#### MATERIALS PROVIDED
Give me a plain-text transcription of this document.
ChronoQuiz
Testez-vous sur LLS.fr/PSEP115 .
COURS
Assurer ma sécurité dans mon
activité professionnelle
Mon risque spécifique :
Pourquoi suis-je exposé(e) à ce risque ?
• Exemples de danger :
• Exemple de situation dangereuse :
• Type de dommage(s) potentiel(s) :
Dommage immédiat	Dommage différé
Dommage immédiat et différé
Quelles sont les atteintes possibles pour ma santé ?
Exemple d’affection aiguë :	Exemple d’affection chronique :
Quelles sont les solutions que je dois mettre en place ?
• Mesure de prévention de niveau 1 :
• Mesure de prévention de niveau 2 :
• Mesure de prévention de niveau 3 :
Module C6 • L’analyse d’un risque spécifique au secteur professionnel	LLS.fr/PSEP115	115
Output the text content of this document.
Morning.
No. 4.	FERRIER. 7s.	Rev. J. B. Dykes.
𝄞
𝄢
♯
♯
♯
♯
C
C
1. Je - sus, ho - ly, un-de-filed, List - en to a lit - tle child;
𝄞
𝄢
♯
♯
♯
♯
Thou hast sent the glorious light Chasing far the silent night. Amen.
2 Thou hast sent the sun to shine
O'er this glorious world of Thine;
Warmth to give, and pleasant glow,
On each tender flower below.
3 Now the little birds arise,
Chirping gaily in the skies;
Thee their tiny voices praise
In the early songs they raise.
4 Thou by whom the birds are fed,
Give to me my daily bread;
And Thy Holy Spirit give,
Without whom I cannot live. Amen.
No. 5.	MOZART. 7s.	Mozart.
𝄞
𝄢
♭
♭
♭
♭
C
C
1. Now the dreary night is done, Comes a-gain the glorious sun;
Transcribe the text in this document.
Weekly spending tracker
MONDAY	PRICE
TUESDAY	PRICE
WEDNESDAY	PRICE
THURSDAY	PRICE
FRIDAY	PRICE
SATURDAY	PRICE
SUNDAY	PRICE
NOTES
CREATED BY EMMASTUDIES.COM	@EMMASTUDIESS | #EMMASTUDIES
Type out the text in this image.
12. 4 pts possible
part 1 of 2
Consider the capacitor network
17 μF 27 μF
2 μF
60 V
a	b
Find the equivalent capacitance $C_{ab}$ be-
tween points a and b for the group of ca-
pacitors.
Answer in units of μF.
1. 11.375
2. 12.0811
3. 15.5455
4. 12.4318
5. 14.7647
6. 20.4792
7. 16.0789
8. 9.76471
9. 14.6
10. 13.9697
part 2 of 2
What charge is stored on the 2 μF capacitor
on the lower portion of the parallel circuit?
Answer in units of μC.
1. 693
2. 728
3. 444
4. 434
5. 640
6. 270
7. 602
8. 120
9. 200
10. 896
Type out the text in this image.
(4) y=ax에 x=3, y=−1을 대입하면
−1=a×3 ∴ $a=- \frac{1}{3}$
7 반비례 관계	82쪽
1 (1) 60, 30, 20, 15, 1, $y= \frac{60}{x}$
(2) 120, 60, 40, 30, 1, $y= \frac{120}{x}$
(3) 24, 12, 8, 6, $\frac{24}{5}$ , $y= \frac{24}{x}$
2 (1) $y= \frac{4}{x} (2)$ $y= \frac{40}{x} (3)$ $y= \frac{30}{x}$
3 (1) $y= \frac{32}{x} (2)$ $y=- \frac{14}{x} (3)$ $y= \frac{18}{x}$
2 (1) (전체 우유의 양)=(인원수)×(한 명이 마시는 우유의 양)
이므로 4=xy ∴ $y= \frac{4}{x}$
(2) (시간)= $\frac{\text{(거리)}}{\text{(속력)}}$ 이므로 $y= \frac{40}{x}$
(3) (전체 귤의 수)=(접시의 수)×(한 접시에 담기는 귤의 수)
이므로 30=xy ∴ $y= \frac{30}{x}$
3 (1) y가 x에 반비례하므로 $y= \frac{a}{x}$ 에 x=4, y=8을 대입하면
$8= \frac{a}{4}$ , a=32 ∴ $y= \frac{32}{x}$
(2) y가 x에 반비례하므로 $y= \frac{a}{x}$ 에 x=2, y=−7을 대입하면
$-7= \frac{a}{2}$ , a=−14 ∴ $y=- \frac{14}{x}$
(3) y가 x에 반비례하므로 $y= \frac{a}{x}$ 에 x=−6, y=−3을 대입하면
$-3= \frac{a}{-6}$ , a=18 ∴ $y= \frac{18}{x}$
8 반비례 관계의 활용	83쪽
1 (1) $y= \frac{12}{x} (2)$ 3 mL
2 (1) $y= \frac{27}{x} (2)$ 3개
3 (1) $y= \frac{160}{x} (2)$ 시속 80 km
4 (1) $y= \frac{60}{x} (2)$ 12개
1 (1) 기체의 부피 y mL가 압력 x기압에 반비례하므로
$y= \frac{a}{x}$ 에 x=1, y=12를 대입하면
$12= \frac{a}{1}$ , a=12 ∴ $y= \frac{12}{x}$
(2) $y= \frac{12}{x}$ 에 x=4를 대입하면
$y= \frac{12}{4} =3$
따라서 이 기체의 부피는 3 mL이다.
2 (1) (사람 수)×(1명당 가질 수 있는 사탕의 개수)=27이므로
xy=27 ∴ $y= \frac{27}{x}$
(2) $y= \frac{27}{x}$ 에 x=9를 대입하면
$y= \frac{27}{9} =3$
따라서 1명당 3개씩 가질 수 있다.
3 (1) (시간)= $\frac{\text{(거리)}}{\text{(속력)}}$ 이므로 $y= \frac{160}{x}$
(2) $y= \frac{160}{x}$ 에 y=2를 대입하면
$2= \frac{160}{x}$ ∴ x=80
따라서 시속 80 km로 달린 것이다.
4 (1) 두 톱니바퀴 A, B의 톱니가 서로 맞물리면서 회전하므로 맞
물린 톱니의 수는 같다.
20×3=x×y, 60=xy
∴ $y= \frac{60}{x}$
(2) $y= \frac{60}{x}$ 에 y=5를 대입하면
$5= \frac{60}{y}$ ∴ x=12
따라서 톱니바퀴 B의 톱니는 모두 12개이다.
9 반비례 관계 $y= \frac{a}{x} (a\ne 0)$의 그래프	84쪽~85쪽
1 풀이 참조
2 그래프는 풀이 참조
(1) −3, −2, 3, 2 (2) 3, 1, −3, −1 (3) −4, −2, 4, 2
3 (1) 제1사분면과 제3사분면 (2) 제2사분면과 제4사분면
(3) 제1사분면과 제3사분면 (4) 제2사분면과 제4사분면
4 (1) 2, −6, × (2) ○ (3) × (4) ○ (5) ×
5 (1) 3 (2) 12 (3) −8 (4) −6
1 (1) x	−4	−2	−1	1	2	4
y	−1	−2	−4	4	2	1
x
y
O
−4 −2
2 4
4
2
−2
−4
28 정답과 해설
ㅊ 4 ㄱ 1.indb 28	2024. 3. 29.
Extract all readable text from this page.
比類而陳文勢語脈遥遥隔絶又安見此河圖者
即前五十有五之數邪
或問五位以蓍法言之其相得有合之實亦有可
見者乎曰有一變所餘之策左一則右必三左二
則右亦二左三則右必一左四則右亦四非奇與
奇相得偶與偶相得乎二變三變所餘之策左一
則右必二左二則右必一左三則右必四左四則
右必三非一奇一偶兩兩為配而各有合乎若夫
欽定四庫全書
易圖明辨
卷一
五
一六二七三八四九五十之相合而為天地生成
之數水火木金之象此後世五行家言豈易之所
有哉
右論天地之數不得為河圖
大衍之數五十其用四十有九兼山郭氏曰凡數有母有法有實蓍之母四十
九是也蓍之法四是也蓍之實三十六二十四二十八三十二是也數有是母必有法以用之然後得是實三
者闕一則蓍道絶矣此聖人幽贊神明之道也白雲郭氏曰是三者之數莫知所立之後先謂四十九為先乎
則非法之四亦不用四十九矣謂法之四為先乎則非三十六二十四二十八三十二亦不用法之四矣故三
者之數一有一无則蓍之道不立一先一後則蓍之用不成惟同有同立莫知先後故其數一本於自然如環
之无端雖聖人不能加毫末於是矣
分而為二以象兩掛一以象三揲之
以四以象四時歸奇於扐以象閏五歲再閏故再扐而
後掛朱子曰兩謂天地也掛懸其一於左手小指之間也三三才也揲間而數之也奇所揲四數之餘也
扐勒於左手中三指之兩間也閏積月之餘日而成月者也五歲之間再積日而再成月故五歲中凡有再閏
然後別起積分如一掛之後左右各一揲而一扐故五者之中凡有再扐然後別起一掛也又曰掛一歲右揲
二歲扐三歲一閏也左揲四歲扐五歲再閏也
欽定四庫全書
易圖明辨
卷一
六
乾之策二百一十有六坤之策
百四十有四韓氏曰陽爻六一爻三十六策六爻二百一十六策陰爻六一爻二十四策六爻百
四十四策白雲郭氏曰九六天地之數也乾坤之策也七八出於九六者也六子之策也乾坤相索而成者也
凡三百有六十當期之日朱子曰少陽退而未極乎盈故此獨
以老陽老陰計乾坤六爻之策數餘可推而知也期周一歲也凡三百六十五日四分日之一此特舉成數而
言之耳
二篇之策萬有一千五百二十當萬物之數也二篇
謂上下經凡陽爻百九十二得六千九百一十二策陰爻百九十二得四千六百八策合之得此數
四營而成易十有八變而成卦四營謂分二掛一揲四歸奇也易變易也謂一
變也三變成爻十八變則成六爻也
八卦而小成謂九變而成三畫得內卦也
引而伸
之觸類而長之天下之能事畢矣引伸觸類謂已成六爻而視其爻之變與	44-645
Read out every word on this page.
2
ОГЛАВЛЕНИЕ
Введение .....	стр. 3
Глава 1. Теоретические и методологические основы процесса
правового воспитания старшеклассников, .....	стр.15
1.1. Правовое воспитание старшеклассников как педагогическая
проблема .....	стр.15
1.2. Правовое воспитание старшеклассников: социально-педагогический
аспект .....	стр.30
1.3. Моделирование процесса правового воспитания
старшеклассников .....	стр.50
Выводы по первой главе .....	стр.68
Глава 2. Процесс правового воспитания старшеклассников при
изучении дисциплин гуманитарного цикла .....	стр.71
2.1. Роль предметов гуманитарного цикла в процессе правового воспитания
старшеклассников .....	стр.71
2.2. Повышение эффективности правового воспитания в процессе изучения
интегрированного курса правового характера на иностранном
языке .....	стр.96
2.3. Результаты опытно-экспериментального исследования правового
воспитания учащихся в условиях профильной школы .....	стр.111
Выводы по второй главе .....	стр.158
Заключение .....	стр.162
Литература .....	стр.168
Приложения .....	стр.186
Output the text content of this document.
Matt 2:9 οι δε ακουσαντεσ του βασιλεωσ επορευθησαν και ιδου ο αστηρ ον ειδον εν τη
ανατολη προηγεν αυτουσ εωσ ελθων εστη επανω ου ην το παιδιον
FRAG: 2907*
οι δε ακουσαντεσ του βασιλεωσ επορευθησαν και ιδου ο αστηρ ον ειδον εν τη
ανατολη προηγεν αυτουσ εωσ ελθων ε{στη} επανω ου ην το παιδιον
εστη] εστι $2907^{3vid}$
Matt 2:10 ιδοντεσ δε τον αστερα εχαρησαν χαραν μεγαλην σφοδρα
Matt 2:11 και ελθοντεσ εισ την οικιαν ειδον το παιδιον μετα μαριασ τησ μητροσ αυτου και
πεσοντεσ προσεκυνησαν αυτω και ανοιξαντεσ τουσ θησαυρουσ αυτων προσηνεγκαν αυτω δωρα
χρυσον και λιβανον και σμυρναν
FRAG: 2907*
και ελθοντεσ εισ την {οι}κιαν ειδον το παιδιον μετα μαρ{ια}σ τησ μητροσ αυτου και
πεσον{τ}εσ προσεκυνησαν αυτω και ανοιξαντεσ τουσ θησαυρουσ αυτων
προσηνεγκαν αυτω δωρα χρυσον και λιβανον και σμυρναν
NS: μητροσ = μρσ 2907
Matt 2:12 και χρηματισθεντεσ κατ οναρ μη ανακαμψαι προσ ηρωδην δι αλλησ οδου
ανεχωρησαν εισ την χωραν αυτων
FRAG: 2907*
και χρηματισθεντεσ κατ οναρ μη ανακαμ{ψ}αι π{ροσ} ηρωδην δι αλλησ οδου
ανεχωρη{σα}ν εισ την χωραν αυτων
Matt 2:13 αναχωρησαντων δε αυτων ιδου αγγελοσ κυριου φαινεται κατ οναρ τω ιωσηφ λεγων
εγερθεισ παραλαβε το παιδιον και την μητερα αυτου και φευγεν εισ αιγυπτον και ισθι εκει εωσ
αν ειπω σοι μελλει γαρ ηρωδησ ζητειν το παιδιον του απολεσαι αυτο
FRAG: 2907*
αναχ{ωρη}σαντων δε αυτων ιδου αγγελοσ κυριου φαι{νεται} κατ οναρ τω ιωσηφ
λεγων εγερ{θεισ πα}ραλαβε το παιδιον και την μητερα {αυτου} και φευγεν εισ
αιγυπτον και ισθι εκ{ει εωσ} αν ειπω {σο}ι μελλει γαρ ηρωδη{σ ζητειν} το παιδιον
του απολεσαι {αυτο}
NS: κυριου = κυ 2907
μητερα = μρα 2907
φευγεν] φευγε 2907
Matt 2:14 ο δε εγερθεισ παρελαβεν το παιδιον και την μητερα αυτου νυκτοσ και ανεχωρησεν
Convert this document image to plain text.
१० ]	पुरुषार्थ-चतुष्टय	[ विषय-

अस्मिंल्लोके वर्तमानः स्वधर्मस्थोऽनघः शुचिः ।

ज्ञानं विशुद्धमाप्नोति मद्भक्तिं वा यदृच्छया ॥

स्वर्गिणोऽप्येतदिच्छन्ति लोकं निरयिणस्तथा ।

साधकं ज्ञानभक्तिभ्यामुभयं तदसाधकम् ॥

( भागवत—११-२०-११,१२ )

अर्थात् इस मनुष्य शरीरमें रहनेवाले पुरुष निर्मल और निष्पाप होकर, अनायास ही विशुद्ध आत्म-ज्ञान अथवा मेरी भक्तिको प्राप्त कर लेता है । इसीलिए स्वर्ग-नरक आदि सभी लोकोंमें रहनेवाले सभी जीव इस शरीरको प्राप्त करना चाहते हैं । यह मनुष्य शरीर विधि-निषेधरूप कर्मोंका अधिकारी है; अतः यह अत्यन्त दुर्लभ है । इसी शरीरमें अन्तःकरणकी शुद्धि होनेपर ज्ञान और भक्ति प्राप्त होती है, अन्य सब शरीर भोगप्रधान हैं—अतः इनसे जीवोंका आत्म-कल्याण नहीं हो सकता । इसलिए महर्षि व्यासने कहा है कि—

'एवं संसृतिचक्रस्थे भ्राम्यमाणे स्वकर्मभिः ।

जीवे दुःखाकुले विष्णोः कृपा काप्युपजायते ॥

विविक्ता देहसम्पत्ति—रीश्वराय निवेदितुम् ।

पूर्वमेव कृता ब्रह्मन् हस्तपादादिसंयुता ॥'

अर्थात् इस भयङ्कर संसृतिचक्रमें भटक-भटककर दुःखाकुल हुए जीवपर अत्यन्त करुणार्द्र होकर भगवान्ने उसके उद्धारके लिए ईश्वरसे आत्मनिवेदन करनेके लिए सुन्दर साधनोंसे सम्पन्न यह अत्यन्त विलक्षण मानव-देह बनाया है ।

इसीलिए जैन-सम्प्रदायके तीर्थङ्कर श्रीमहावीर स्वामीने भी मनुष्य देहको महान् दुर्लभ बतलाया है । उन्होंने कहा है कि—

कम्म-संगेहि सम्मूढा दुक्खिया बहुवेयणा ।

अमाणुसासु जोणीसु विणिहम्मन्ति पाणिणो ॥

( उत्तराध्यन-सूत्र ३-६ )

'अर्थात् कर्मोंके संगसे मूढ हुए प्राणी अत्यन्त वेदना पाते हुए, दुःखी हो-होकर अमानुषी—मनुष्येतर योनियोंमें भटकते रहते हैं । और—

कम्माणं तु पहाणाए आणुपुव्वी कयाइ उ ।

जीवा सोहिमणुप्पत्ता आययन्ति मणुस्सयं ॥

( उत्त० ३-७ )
########
* _WHAT YOU ARE ASKED TO DO_: Check each line of the entries above, and show every one holding the word "ελθοντεσ".

* _RESPONSE TO THE EXERCISE_:
Matt 2:11 και ελθοντεσ εισ την οικιαν ειδον το παιδιον μετα μαριασ τησ μητροσ αυτου και
και ελθοντεσ εισ την {οι}κιαν ειδον το παιδιον μετα μαρ{ια}σ τησ μητροσ αυτου και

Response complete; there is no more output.